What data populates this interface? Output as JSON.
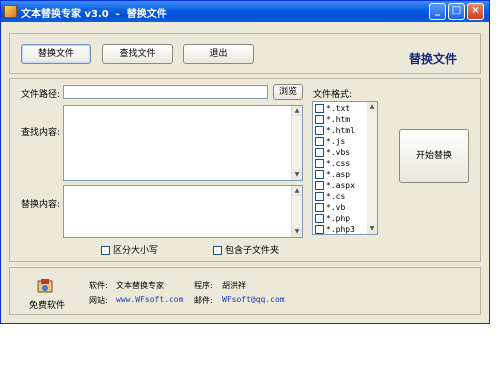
{
  "window": {
    "title": "文本替换专家 v3.0  -  替换文件"
  },
  "toolbar": {
    "replace_files": "替换文件",
    "find_files": "查找文件",
    "exit": "退出",
    "heading": "替换文件"
  },
  "form": {
    "path_label": "文件路径:",
    "browse": "浏览",
    "find_label": "查找内容:",
    "replace_label": "替换内容:",
    "format_label": "文件格式:",
    "start": "开始替换",
    "case_sensitive": "区分大小写",
    "include_subfolders": "包含子文件夹"
  },
  "formats": [
    "*.txt",
    "*.htm",
    "*.html",
    "*.js",
    "*.vbs",
    "*.css",
    "*.asp",
    "*.aspx",
    "*.cs",
    "*.vb",
    "*.php",
    "*.php3"
  ],
  "footer": {
    "free_label": "免费软件",
    "software_label": "软件:",
    "software_value": "文本替换专家",
    "author_label": "程序:",
    "author_value": "胡洪祥",
    "site_label": "网站:",
    "site_value": "www.WFsoft.com",
    "email_label": "邮件:",
    "email_value": "WFsoft@qq.com"
  }
}
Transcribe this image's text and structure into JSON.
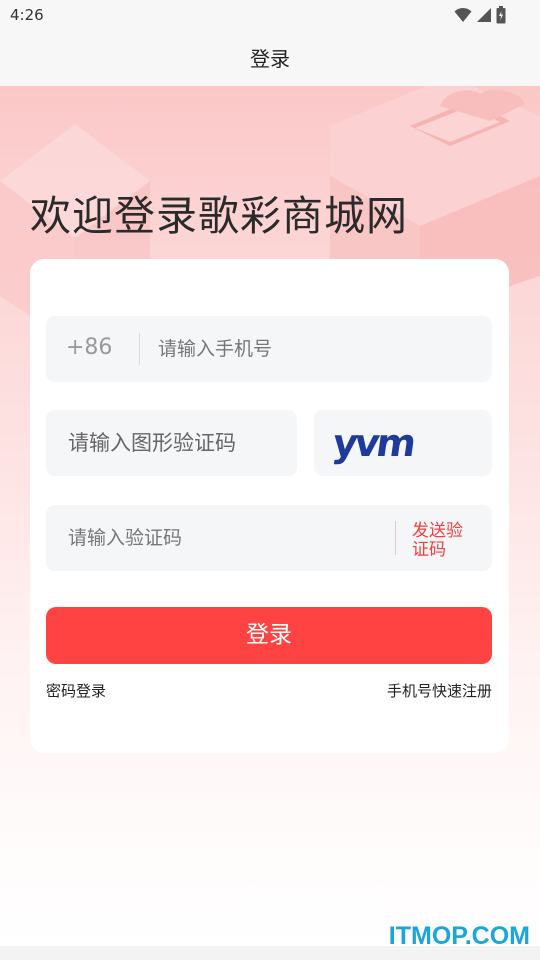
{
  "status_bar": {
    "time": "4:26",
    "icons": [
      "wifi-icon",
      "signal-icon",
      "battery-icon"
    ]
  },
  "app_bar": {
    "title": "登录"
  },
  "hero": {
    "welcome_text": "欢迎登录歌彩商城网"
  },
  "form": {
    "country_code": "+86",
    "phone_placeholder": "请输入手机号",
    "captcha_placeholder": "请输入图形验证码",
    "captcha_image_text": "yvm",
    "sms_placeholder": "请输入验证码",
    "sms_send_label": "发送验证码",
    "login_button_label": "登录",
    "password_login_link": "密码登录",
    "register_link": "手机号快速注册"
  },
  "watermark": "ITMOP.COM",
  "colors": {
    "accent": "#ff4343",
    "link_red": "#f04040",
    "field_bg": "#f5f6f8",
    "watermark": "#1aa6d6"
  }
}
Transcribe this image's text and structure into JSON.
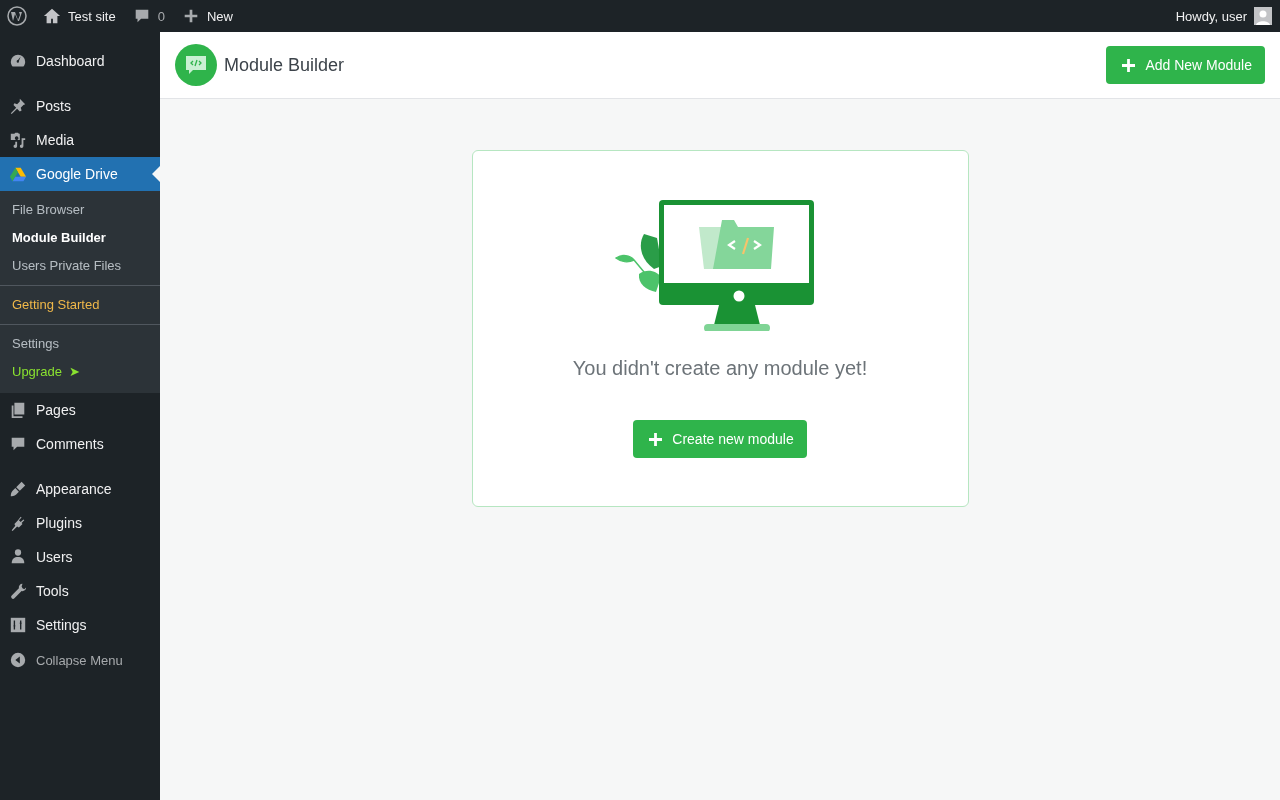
{
  "admin_bar": {
    "site": "Test site",
    "comments": "0",
    "new": "New",
    "greeting": "Howdy, user"
  },
  "sidebar": {
    "groups": [
      [
        {
          "label": "Dashboard",
          "selected": false
        }
      ],
      [
        {
          "label": "Posts",
          "selected": false
        },
        {
          "label": "Media",
          "selected": false
        },
        {
          "label": "Google Drive",
          "selected": true,
          "submenu": [
            [
              {
                "label": "File Browser",
                "kind": "plain",
                "selected": false
              },
              {
                "label": "Module Builder",
                "kind": "plain",
                "selected": true
              },
              {
                "label": "Users Private Files",
                "kind": "plain",
                "selected": false
              }
            ],
            [
              {
                "label": "Getting Started",
                "kind": "promo",
                "selected": false
              }
            ],
            [
              {
                "label": "Settings",
                "kind": "plain",
                "selected": false
              },
              {
                "label": "Upgrade",
                "kind": "upgrade",
                "arrow": "➤",
                "selected": false
              }
            ]
          ]
        },
        {
          "label": "Pages",
          "selected": false
        },
        {
          "label": "Comments",
          "selected": false
        }
      ],
      [
        {
          "label": "Appearance",
          "selected": false
        },
        {
          "label": "Plugins",
          "selected": false
        },
        {
          "label": "Users",
          "selected": false
        },
        {
          "label": "Tools",
          "selected": false
        },
        {
          "label": "Settings",
          "selected": false
        }
      ]
    ],
    "collapse": "Collapse Menu"
  },
  "header": {
    "title": "Module Builder",
    "add_button": "Add New Module"
  },
  "empty_state": {
    "message": "You didn't create any module yet!",
    "create_button": "Create new module"
  }
}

### What the task requires
All records must be output exactly as they are, except for the pictures, which are left out.

### Correct result
What data populates this interface? Output as JSON.
{
  "window": {
    "title": "文本替换专家 v3.0  -  替换文件"
  },
  "toolbar": {
    "replace_files": "替换文件",
    "find_files": "查找文件",
    "exit": "退出",
    "heading": "替换文件"
  },
  "form": {
    "path_label": "文件路径:",
    "browse": "浏览",
    "find_label": "查找内容:",
    "replace_label": "替换内容:",
    "format_label": "文件格式:",
    "start": "开始替换",
    "case_sensitive": "区分大小写",
    "include_subfolders": "包含子文件夹"
  },
  "formats": [
    "*.txt",
    "*.htm",
    "*.html",
    "*.js",
    "*.vbs",
    "*.css",
    "*.asp",
    "*.aspx",
    "*.cs",
    "*.vb",
    "*.php",
    "*.php3"
  ],
  "footer": {
    "free_label": "免费软件",
    "software_label": "软件:",
    "software_value": "文本替换专家",
    "author_label": "程序:",
    "author_value": "胡洪祥",
    "site_label": "网站:",
    "site_value": "www.WFsoft.com",
    "email_label": "邮件:",
    "email_value": "WFsoft@qq.com"
  }
}
Transcribe this image's text and structure into JSON.
{
  "status_bar": {
    "time": "4:26",
    "icons": [
      "wifi-icon",
      "signal-icon",
      "battery-icon"
    ]
  },
  "app_bar": {
    "title": "登录"
  },
  "hero": {
    "welcome_text": "欢迎登录歌彩商城网"
  },
  "form": {
    "country_code": "+86",
    "phone_placeholder": "请输入手机号",
    "captcha_placeholder": "请输入图形验证码",
    "captcha_image_text": "yvm",
    "sms_placeholder": "请输入验证码",
    "sms_send_label": "发送验证码",
    "login_button_label": "登录",
    "password_login_link": "密码登录",
    "register_link": "手机号快速注册"
  },
  "watermark": "ITMOP.COM",
  "colors": {
    "accent": "#ff4343",
    "link_red": "#f04040",
    "field_bg": "#f5f6f8",
    "watermark": "#1aa6d6"
  }
}
Transcribe this image's text and structure into JSON.
{
  "admin_bar": {
    "site": "Test site",
    "comments": "0",
    "new": "New",
    "greeting": "Howdy, user"
  },
  "sidebar": {
    "groups": [
      [
        {
          "label": "Dashboard",
          "selected": false
        }
      ],
      [
        {
          "label": "Posts",
          "selected": false
        },
        {
          "label": "Media",
          "selected": false
        },
        {
          "label": "Google Drive",
          "selected": true,
          "submenu": [
            [
              {
                "label": "File Browser",
                "kind": "plain",
                "selected": false
              },
              {
                "label": "Module Builder",
                "kind": "plain",
                "selected": true
              },
              {
                "label": "Users Private Files",
                "kind": "plain",
                "selected": false
              }
            ],
            [
              {
                "label": "Getting Started",
                "kind": "promo",
                "selected": false
              }
            ],
            [
              {
                "label": "Settings",
                "kind": "plain",
                "selected": false
              },
              {
                "label": "Upgrade",
                "kind": "upgrade",
                "arrow": "➤",
                "selected": false
              }
            ]
          ]
        },
        {
          "label": "Pages",
          "selected": false
        },
        {
          "label": "Comments",
          "selected": false
        }
      ],
      [
        {
          "label": "Appearance",
          "selected": false
        },
        {
          "label": "Plugins",
          "selected": false
        },
        {
          "label": "Users",
          "selected": false
        },
        {
          "label": "Tools",
          "selected": false
        },
        {
          "label": "Settings",
          "selected": false
        }
      ]
    ],
    "collapse": "Collapse Menu"
  },
  "header": {
    "title": "Module Builder",
    "add_button": "Add New Module"
  },
  "empty_state": {
    "message": "You didn't create any module yet!",
    "create_button": "Create new module"
  }
}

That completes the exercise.